======== DATA ========

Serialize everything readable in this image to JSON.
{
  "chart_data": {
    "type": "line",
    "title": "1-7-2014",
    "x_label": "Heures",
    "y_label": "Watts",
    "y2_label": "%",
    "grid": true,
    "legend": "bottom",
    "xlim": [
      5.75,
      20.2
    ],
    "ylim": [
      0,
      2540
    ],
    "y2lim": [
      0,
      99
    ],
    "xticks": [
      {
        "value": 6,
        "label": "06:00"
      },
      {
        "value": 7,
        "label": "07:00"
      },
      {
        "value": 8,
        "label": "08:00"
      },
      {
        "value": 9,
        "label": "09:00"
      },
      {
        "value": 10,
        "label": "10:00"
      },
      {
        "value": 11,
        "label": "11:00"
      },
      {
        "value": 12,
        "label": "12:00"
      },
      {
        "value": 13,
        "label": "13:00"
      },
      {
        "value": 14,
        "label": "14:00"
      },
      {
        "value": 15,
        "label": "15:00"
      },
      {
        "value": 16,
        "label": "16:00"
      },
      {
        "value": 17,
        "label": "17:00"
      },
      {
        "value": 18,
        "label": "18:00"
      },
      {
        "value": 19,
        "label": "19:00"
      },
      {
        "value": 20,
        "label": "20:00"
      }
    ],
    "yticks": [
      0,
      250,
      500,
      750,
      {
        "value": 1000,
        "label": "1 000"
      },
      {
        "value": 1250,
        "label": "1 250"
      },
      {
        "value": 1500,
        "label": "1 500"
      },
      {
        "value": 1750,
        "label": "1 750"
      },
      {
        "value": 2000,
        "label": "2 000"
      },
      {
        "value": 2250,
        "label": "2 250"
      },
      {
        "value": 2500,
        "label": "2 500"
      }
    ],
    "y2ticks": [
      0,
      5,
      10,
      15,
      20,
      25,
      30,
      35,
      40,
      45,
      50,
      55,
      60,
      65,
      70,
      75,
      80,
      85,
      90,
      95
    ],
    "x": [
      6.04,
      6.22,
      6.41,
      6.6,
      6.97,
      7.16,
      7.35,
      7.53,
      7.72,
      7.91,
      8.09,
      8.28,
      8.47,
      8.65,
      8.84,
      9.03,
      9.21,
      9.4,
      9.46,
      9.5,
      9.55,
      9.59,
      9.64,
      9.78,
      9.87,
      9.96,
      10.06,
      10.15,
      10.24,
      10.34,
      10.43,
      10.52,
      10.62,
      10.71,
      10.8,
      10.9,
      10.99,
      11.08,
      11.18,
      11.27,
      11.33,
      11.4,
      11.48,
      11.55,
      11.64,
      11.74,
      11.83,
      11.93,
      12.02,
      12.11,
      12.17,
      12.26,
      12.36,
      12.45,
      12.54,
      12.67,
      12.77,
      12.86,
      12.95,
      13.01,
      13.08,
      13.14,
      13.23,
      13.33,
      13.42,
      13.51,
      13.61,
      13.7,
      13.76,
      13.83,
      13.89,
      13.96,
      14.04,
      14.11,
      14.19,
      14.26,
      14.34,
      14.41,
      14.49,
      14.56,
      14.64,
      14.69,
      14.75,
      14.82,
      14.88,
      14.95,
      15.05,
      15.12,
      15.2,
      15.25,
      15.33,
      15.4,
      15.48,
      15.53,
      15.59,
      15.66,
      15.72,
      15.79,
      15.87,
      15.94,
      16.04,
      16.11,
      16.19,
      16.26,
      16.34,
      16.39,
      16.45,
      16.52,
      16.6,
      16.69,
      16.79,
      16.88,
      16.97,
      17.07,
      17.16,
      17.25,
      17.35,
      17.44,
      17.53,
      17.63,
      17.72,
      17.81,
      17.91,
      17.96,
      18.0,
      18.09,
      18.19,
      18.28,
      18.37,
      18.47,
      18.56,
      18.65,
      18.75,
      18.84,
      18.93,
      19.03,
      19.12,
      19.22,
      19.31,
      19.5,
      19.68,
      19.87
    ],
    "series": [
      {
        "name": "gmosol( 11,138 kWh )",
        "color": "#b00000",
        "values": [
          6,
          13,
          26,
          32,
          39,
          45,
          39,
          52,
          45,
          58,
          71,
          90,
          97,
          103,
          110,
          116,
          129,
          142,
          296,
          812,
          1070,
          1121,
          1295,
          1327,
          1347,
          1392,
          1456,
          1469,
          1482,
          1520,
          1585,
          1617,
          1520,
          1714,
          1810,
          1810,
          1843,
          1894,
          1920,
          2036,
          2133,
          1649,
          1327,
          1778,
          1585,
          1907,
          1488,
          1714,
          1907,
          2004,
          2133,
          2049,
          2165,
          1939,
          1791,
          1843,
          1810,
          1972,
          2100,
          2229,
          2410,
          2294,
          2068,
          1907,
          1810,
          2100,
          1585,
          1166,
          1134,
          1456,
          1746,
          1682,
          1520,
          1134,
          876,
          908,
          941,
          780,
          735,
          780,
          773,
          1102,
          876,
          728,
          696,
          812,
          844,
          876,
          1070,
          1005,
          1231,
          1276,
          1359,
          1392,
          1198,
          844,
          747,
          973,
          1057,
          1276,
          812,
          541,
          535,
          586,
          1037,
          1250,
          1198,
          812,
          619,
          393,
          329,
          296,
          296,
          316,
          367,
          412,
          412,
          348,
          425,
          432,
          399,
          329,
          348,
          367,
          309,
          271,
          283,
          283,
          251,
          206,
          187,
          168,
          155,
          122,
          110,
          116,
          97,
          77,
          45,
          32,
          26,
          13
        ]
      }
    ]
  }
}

========

== GIVEN EXERCISE ==
Give back the whole listing exactly as it reads.

== RESPONSE TO THIS EXERCISE ==
Serialize everything readable in this image to JSON.
{
  "chart_data": {
    "type": "line",
    "title": "1-7-2014",
    "x_label": "Heures",
    "y_label": "Watts",
    "y2_label": "%",
    "grid": true,
    "legend": "bottom",
    "xlim": [
      5.75,
      20.2
    ],
    "ylim": [
      0,
      2540
    ],
    "y2lim": [
      0,
      99
    ],
    "xticks": [
      {
        "value": 6,
        "label": "06:00"
      },
      {
        "value": 7,
        "label": "07:00"
      },
      {
        "value": 8,
        "label": "08:00"
      },
      {
        "value": 9,
        "label": "09:00"
      },
      {
        "value": 10,
        "label": "10:00"
      },
      {
        "value": 11,
        "label": "11:00"
      },
      {
        "value": 12,
        "label": "12:00"
      },
      {
        "value": 13,
        "label": "13:00"
      },
      {
        "value": 14,
        "label": "14:00"
      },
      {
        "value": 15,
        "label": "15:00"
      },
      {
        "value": 16,
        "label": "16:00"
      },
      {
        "value": 17,
        "label": "17:00"
      },
      {
        "value": 18,
        "label": "18:00"
      },
      {
        "value": 19,
        "label": "19:00"
      },
      {
        "value": 20,
        "label": "20:00"
      }
    ],
    "yticks": [
      0,
      250,
      500,
      750,
      {
        "value": 1000,
        "label": "1 000"
      },
      {
        "value": 1250,
        "label": "1 250"
      },
      {
        "value": 1500,
        "label": "1 500"
      },
      {
        "value": 1750,
        "label": "1 750"
      },
      {
        "value": 2000,
        "label": "2 000"
      },
      {
        "value": 2250,
        "label": "2 250"
      },
      {
        "value": 2500,
        "label": "2 500"
      }
    ],
    "y2ticks": [
      0,
      5,
      10,
      15,
      20,
      25,
      30,
      35,
      40,
      45,
      50,
      55,
      60,
      65,
      70,
      75,
      80,
      85,
      90,
      95
    ],
    "x": [
      6.04,
      6.22,
      6.41,
      6.6,
      6.97,
      7.16,
      7.35,
      7.53,
      7.72,
      7.91,
      8.09,
      8.28,
      8.47,
      8.65,
      8.84,
      9.03,
      9.21,
      9.4,
      9.46,
      9.5,
      9.55,
      9.59,
      9.64,
      9.78,
      9.87,
      9.96,
      10.06,
      10.15,
      10.24,
      10.34,
      10.43,
      10.52,
      10.62,
      10.71,
      10.8,
      10.9,
      10.99,
      11.08,
      11.18,
      11.27,
      11.33,
      11.4,
      11.48,
      11.55,
      11.64,
      11.74,
      11.83,
      11.93,
      12.02,
      12.11,
      12.17,
      12.26,
      12.36,
      12.45,
      12.54,
      12.67,
      12.77,
      12.86,
      12.95,
      13.01,
      13.08,
      13.14,
      13.23,
      13.33,
      13.42,
      13.51,
      13.61,
      13.7,
      13.76,
      13.83,
      13.89,
      13.96,
      14.04,
      14.11,
      14.19,
      14.26,
      14.34,
      14.41,
      14.49,
      14.56,
      14.64,
      14.69,
      14.75,
      14.82,
      14.88,
      14.95,
      15.05,
      15.12,
      15.2,
      15.25,
      15.33,
      15.4,
      15.48,
      15.53,
      15.59,
      15.66,
      15.72,
      15.79,
      15.87,
      15.94,
      16.04,
      16.11,
      16.19,
      16.26,
      16.34,
      16.39,
      16.45,
      16.52,
      16.6,
      16.69,
      16.79,
      16.88,
      16.97,
      17.07,
      17.16,
      17.25,
      17.35,
      17.44,
      17.53,
      17.63,
      17.72,
      17.81,
      17.91,
      17.96,
      18.0,
      18.09,
      18.19,
      18.28,
      18.37,
      18.47,
      18.56,
      18.65,
      18.75,
      18.84,
      18.93,
      19.03,
      19.12,
      19.22,
      19.31,
      19.5,
      19.68,
      19.87
    ],
    "series": [
      {
        "name": "gmosol( 11,138 kWh )",
        "color": "#b00000",
        "values": [
          6,
          13,
          26,
          32,
          39,
          45,
          39,
          52,
          45,
          58,
          71,
          90,
          97,
          103,
          110,
          116,
          129,
          142,
          296,
          812,
          1070,
          1121,
          1295,
          1327,
          1347,
          1392,
          1456,
          1469,
          1482,
          1520,
          1585,
          1617,
          1520,
          1714,
          1810,
          1810,
          1843,
          1894,
          1920,
          2036,
          2133,
          1649,
          1327,
          1778,
          1585,
          1907,
          1488,
          1714,
          1907,
          2004,
          2133,
          2049,
          2165,
          1939,
          1791,
          1843,
          1810,
          1972,
          2100,
          2229,
          2410,
          2294,
          2068,
          1907,
          1810,
          2100,
          1585,
          1166,
          1134,
          1456,
          1746,
          1682,
          1520,
          1134,
          876,
          908,
          941,
          780,
          735,
          780,
          773,
          1102,
          876,
          728,
          696,
          812,
          844,
          876,
          1070,
          1005,
          1231,
          1276,
          1359,
          1392,
          1198,
          844,
          747,
          973,
          1057,
          1276,
          812,
          541,
          535,
          586,
          1037,
          1250,
          1198,
          812,
          619,
          393,
          329,
          296,
          296,
          316,
          367,
          412,
          412,
          348,
          425,
          432,
          399,
          329,
          348,
          367,
          309,
          271,
          283,
          283,
          251,
          206,
          187,
          168,
          155,
          122,
          110,
          116,
          97,
          77,
          45,
          32,
          26,
          13
        ]
      }
    ]
  }
}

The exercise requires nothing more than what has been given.